## Work to complete:
Copy each line of the data below exactly, leaving out pictures.

━━━ Dataset ━━━

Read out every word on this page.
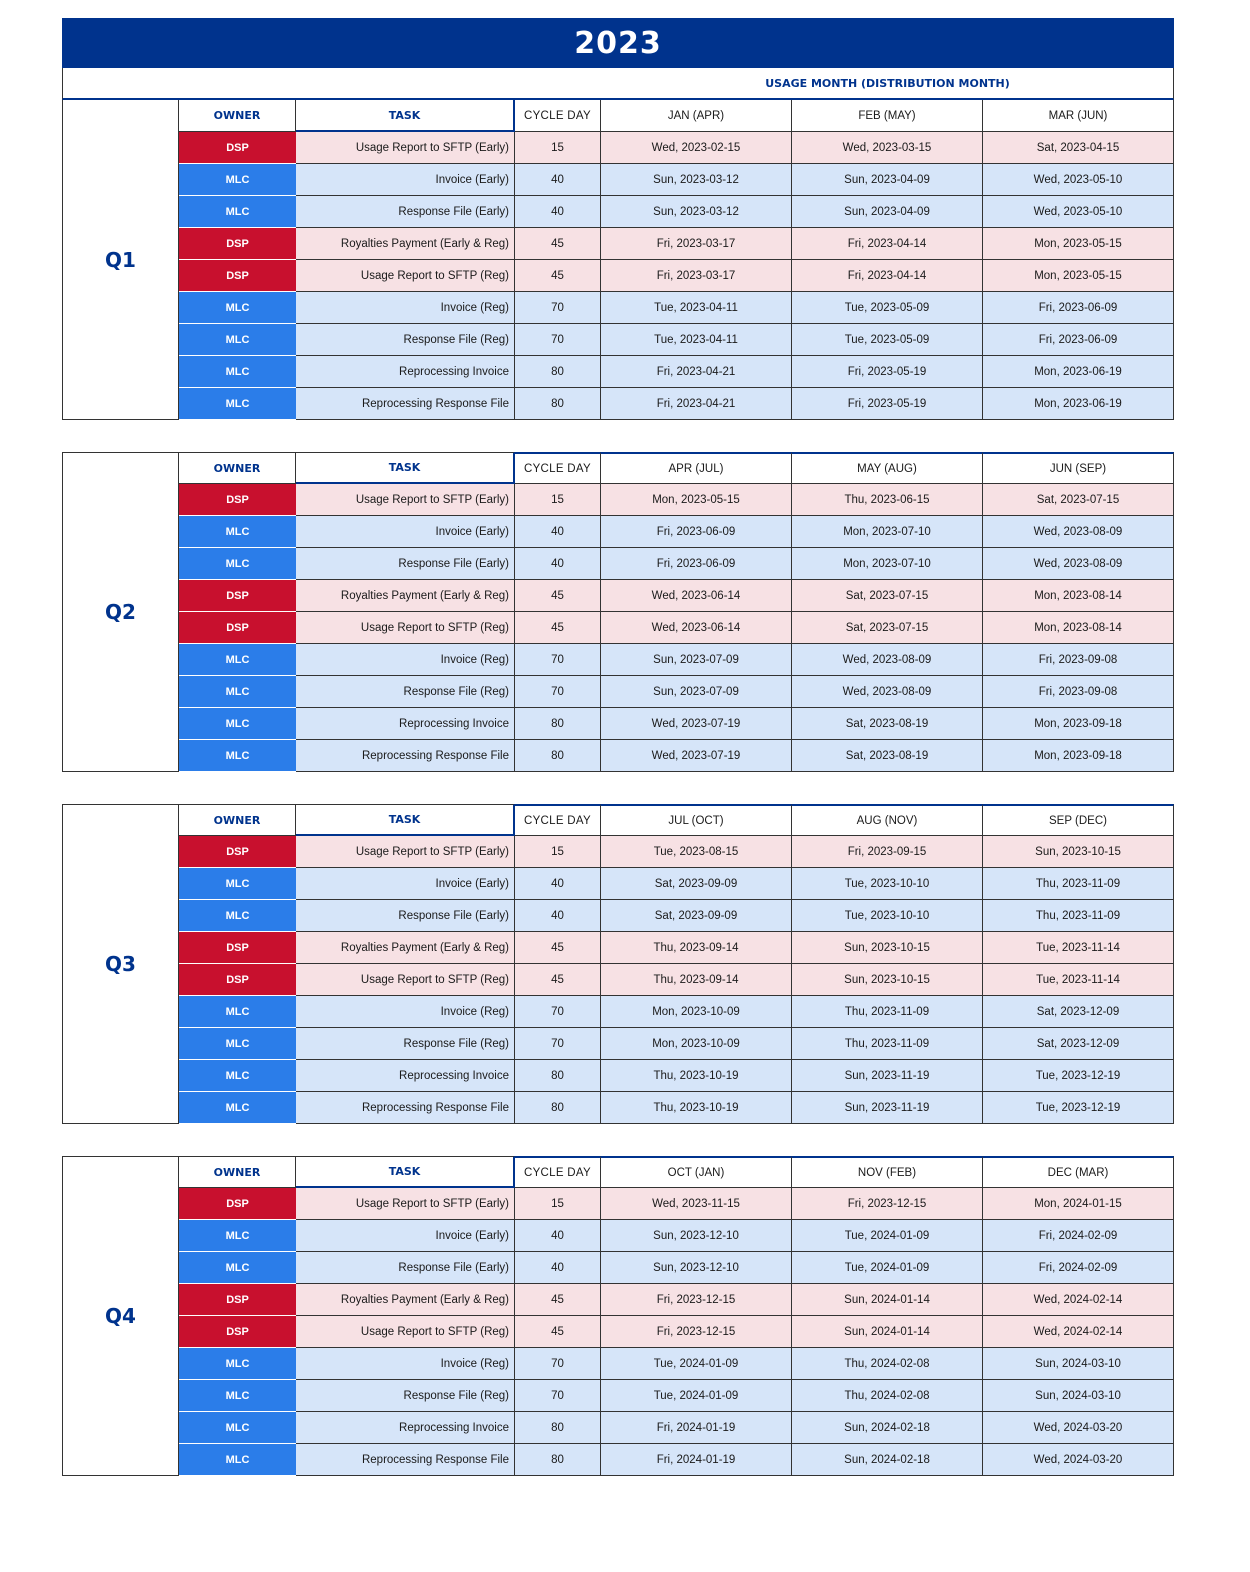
2023
USAGE MONTH (DISTRIBUTION MONTH)
Q1
OWNER	TASK	CYCLE DAY	JAN (APR)	FEB (MAY)	MAR (JUN)
DSP	Usage Report to SFTP (Early)	15	Wed, 2023-02-15	Wed, 2023-03-15	Sat, 2023-04-15
MLC	Invoice (Early)	40	Sun, 2023-03-12	Sun, 2023-04-09	Wed, 2023-05-10
MLC	Response File (Early)	40	Sun, 2023-03-12	Sun, 2023-04-09	Wed, 2023-05-10
DSP	Royalties Payment (Early & Reg)	45	Fri, 2023-03-17	Fri, 2023-04-14	Mon, 2023-05-15
DSP	Usage Report to SFTP (Reg)	45	Fri, 2023-03-17	Fri, 2023-04-14	Mon, 2023-05-15
MLC	Invoice (Reg)	70	Tue, 2023-04-11	Tue, 2023-05-09	Fri, 2023-06-09
MLC	Response File (Reg)	70	Tue, 2023-04-11	Tue, 2023-05-09	Fri, 2023-06-09
MLC	Reprocessing Invoice	80	Fri, 2023-04-21	Fri, 2023-05-19	Mon, 2023-06-19
MLC	Reprocessing Response File	80	Fri, 2023-04-21	Fri, 2023-05-19	Mon, 2023-06-19
Q2
OWNER	TASK	CYCLE DAY	APR (JUL)	MAY (AUG)	JUN (SEP)
DSP	Usage Report to SFTP (Early)	15	Mon, 2023-05-15	Thu, 2023-06-15	Sat, 2023-07-15
MLC	Invoice (Early)	40	Fri, 2023-06-09	Mon, 2023-07-10	Wed, 2023-08-09
MLC	Response File (Early)	40	Fri, 2023-06-09	Mon, 2023-07-10	Wed, 2023-08-09
DSP	Royalties Payment (Early & Reg)	45	Wed, 2023-06-14	Sat, 2023-07-15	Mon, 2023-08-14
DSP	Usage Report to SFTP (Reg)	45	Wed, 2023-06-14	Sat, 2023-07-15	Mon, 2023-08-14
MLC	Invoice (Reg)	70	Sun, 2023-07-09	Wed, 2023-08-09	Fri, 2023-09-08
MLC	Response File (Reg)	70	Sun, 2023-07-09	Wed, 2023-08-09	Fri, 2023-09-08
MLC	Reprocessing Invoice	80	Wed, 2023-07-19	Sat, 2023-08-19	Mon, 2023-09-18
MLC	Reprocessing Response File	80	Wed, 2023-07-19	Sat, 2023-08-19	Mon, 2023-09-18
Q3
OWNER	TASK	CYCLE DAY	JUL (OCT)	AUG (NOV)	SEP (DEC)
DSP	Usage Report to SFTP (Early)	15	Tue, 2023-08-15	Fri, 2023-09-15	Sun, 2023-10-15
MLC	Invoice (Early)	40	Sat, 2023-09-09	Tue, 2023-10-10	Thu, 2023-11-09
MLC	Response File (Early)	40	Sat, 2023-09-09	Tue, 2023-10-10	Thu, 2023-11-09
DSP	Royalties Payment (Early & Reg)	45	Thu, 2023-09-14	Sun, 2023-10-15	Tue, 2023-11-14
DSP	Usage Report to SFTP (Reg)	45	Thu, 2023-09-14	Sun, 2023-10-15	Tue, 2023-11-14
MLC	Invoice (Reg)	70	Mon, 2023-10-09	Thu, 2023-11-09	Sat, 2023-12-09
MLC	Response File (Reg)	70	Mon, 2023-10-09	Thu, 2023-11-09	Sat, 2023-12-09
MLC	Reprocessing Invoice	80	Thu, 2023-10-19	Sun, 2023-11-19	Tue, 2023-12-19
MLC	Reprocessing Response File	80	Thu, 2023-10-19	Sun, 2023-11-19	Tue, 2023-12-19
Q4
OWNER	TASK	CYCLE DAY	OCT (JAN)	NOV (FEB)	DEC (MAR)
DSP	Usage Report to SFTP (Early)	15	Wed, 2023-11-15	Fri, 2023-12-15	Mon, 2024-01-15
MLC	Invoice (Early)	40	Sun, 2023-12-10	Tue, 2024-01-09	Fri, 2024-02-09
MLC	Response File (Early)	40	Sun, 2023-12-10	Tue, 2024-01-09	Fri, 2024-02-09
DSP	Royalties Payment (Early & Reg)	45	Fri, 2023-12-15	Sun, 2024-01-14	Wed, 2024-02-14
DSP	Usage Report to SFTP (Reg)	45	Fri, 2023-12-15	Sun, 2024-01-14	Wed, 2024-02-14
MLC	Invoice (Reg)	70	Tue, 2024-01-09	Thu, 2024-02-08	Sun, 2024-03-10
MLC	Response File (Reg)	70	Tue, 2024-01-09	Thu, 2024-02-08	Sun, 2024-03-10
MLC	Reprocessing Invoice	80	Fri, 2024-01-19	Sun, 2024-02-18	Wed, 2024-03-20
MLC	Reprocessing Response File	80	Fri, 2024-01-19	Sun, 2024-02-18	Wed, 2024-03-20
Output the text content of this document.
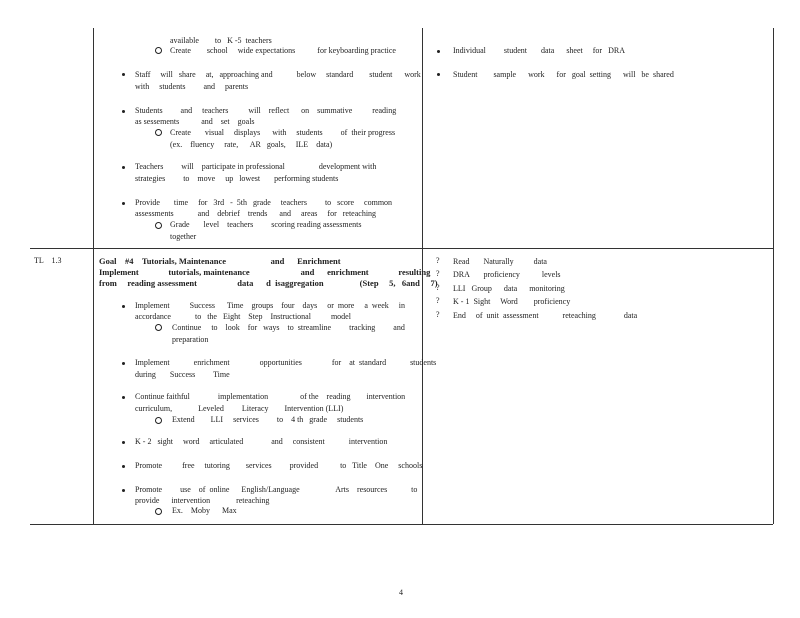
available        to   K -5  teachers
Create        school     wide expectations           for keyboarding practice
Staff     will   share     at,   approaching and            below     standard        student      work
with     students         and     parents
Students         and     teachers          will    reflect      on    summative          reading
as sessements           and    set    goals
Create       visual     displays      with     students         of  their progress
(ex.    fluency     rate,      AR   goals,     ILE    data)
Teachers         will    participate in professional                 development with
strategies         to    move     up   lowest       performing students
Provide       time     for   3rd   -  5th   grade     teachers         to   score     common
assessments            and    debrief    trends      and     areas     for   reteaching
Grade       level    teachers         scoring reading assessments
together
Individual         student       data      sheet     for   DRA
Student        sample      work      for   goal  setting      will   be  shared
TL    1.3	Goal    #4    Tutorials, Maintenance                     and      Enrichment
Implement              tutorials, maintenance                        and      enrichment              resulting
from     reading assessment                   data      d  isaggregation                 (Step     5,   6and     7)
Implement          Success      Time    groups    four    days     or  more     a  week     in
accordance            to   the   Eight    Step    Instructional          model
Continue     to    look    for   ways    to  streamline         tracking         and
preparation
Implement            enrichment               opportunities               for    at  standard            students
during       Success         Time
Continue faithful              implementation                of the    reading        intervention
curriculum,             Leveled         Literacy        Intervention (LLI)
Extend        LLI     services         to    4 th   grade     students
K - 2   sight     word     articulated              and     consistent            intervention
Promote          free     tutoring        services         provided           to   Title    One     schools
Promote         use    of  online      English/Language                  Arts    resources            to
provide      intervention             reteaching
Ex.    Moby      Max
? Read       Naturally          data
? DRA       proficiency           levels
? LLI   Group      data      monitoring
? K - 1  Sight     Word        proficiency
? End     of  unit  assessment            reteaching              data
4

━━━

## The answer:
Read out every word on this page.
2023
USAGE MONTH (DISTRIBUTION MONTH)
Q1
OWNER	TASK	CYCLE DAY	JAN (APR)	FEB (MAY)	MAR (JUN)
DSP	Usage Report to SFTP (Early)	15	Wed, 2023-02-15	Wed, 2023-03-15	Sat, 2023-04-15
MLC	Invoice (Early)	40	Sun, 2023-03-12	Sun, 2023-04-09	Wed, 2023-05-10
MLC	Response File (Early)	40	Sun, 2023-03-12	Sun, 2023-04-09	Wed, 2023-05-10
DSP	Royalties Payment (Early & Reg)	45	Fri, 2023-03-17	Fri, 2023-04-14	Mon, 2023-05-15
DSP	Usage Report to SFTP (Reg)	45	Fri, 2023-03-17	Fri, 2023-04-14	Mon, 2023-05-15
MLC	Invoice (Reg)	70	Tue, 2023-04-11	Tue, 2023-05-09	Fri, 2023-06-09
MLC	Response File (Reg)	70	Tue, 2023-04-11	Tue, 2023-05-09	Fri, 2023-06-09
MLC	Reprocessing Invoice	80	Fri, 2023-04-21	Fri, 2023-05-19	Mon, 2023-06-19
MLC	Reprocessing Response File	80	Fri, 2023-04-21	Fri, 2023-05-19	Mon, 2023-06-19
Q2
OWNER	TASK	CYCLE DAY	APR (JUL)	MAY (AUG)	JUN (SEP)
DSP	Usage Report to SFTP (Early)	15	Mon, 2023-05-15	Thu, 2023-06-15	Sat, 2023-07-15
MLC	Invoice (Early)	40	Fri, 2023-06-09	Mon, 2023-07-10	Wed, 2023-08-09
MLC	Response File (Early)	40	Fri, 2023-06-09	Mon, 2023-07-10	Wed, 2023-08-09
DSP	Royalties Payment (Early & Reg)	45	Wed, 2023-06-14	Sat, 2023-07-15	Mon, 2023-08-14
DSP	Usage Report to SFTP (Reg)	45	Wed, 2023-06-14	Sat, 2023-07-15	Mon, 2023-08-14
MLC	Invoice (Reg)	70	Sun, 2023-07-09	Wed, 2023-08-09	Fri, 2023-09-08
MLC	Response File (Reg)	70	Sun, 2023-07-09	Wed, 2023-08-09	Fri, 2023-09-08
MLC	Reprocessing Invoice	80	Wed, 2023-07-19	Sat, 2023-08-19	Mon, 2023-09-18
MLC	Reprocessing Response File	80	Wed, 2023-07-19	Sat, 2023-08-19	Mon, 2023-09-18
Q3
OWNER	TASK	CYCLE DAY	JUL (OCT)	AUG (NOV)	SEP (DEC)
DSP	Usage Report to SFTP (Early)	15	Tue, 2023-08-15	Fri, 2023-09-15	Sun, 2023-10-15
MLC	Invoice (Early)	40	Sat, 2023-09-09	Tue, 2023-10-10	Thu, 2023-11-09
MLC	Response File (Early)	40	Sat, 2023-09-09	Tue, 2023-10-10	Thu, 2023-11-09
DSP	Royalties Payment (Early & Reg)	45	Thu, 2023-09-14	Sun, 2023-10-15	Tue, 2023-11-14
DSP	Usage Report to SFTP (Reg)	45	Thu, 2023-09-14	Sun, 2023-10-15	Tue, 2023-11-14
MLC	Invoice (Reg)	70	Mon, 2023-10-09	Thu, 2023-11-09	Sat, 2023-12-09
MLC	Response File (Reg)	70	Mon, 2023-10-09	Thu, 2023-11-09	Sat, 2023-12-09
MLC	Reprocessing Invoice	80	Thu, 2023-10-19	Sun, 2023-11-19	Tue, 2023-12-19
MLC	Reprocessing Response File	80	Thu, 2023-10-19	Sun, 2023-11-19	Tue, 2023-12-19
Q4
OWNER	TASK	CYCLE DAY	OCT (JAN)	NOV (FEB)	DEC (MAR)
DSP	Usage Report to SFTP (Early)	15	Wed, 2023-11-15	Fri, 2023-12-15	Mon, 2024-01-15
MLC	Invoice (Early)	40	Sun, 2023-12-10	Tue, 2024-01-09	Fri, 2024-02-09
MLC	Response File (Early)	40	Sun, 2023-12-10	Tue, 2024-01-09	Fri, 2024-02-09
DSP	Royalties Payment (Early & Reg)	45	Fri, 2023-12-15	Sun, 2024-01-14	Wed, 2024-02-14
DSP	Usage Report to SFTP (Reg)	45	Fri, 2023-12-15	Sun, 2024-01-14	Wed, 2024-02-14
MLC	Invoice (Reg)	70	Tue, 2024-01-09	Thu, 2024-02-08	Sun, 2024-03-10
MLC	Response File (Reg)	70	Tue, 2024-01-09	Thu, 2024-02-08	Sun, 2024-03-10
MLC	Reprocessing Invoice	80	Fri, 2024-01-19	Sun, 2024-02-18	Wed, 2024-03-20
MLC	Reprocessing Response File	80	Fri, 2024-01-19	Sun, 2024-02-18	Wed, 2024-03-20
Output the text content of this document.
available        to   K -5  teachers
Create        school     wide expectations           for keyboarding practice
Staff     will   share     at,   approaching and            below     standard        student      work
with     students         and     parents
Students         and     teachers          will    reflect      on    summative          reading
as sessements           and    set    goals
Create       visual     displays      with     students         of  their progress
(ex.    fluency     rate,      AR   goals,     ILE    data)
Teachers         will    participate in professional                 development with
strategies         to    move     up   lowest       performing students
Provide       time     for   3rd   -  5th   grade     teachers         to   score     common
assessments            and    debrief    trends      and     areas     for   reteaching
Grade       level    teachers         scoring reading assessments
together
Individual         student       data      sheet     for   DRA
Student        sample      work      for   goal  setting      will   be  shared
TL    1.3	Goal    #4    Tutorials, Maintenance                     and      Enrichment
Implement              tutorials, maintenance                        and      enrichment              resulting
from     reading assessment                   data      d  isaggregation                 (Step     5,   6and     7)
Implement          Success      Time    groups    four    days     or  more     a  week     in
accordance            to   the   Eight    Step    Instructional          model
Continue     to    look    for   ways    to  streamline         tracking         and
preparation
Implement            enrichment               opportunities               for    at  standard            students
during       Success         Time
Continue faithful              implementation                of the    reading        intervention
curriculum,             Leveled         Literacy        Intervention (LLI)
Extend        LLI     services         to    4 th   grade     students
K - 2   sight     word     articulated              and     consistent            intervention
Promote          free     tutoring        services         provided           to   Title    One     schools
Promote         use    of  online      English/Language                  Arts    resources            to
provide      intervention             reteaching
Ex.    Moby      Max
? Read       Naturally          data
? DRA       proficiency           levels
? LLI   Group      data      monitoring
? K - 1  Sight     Word        proficiency
? End     of  unit  assessment            reteaching              data
4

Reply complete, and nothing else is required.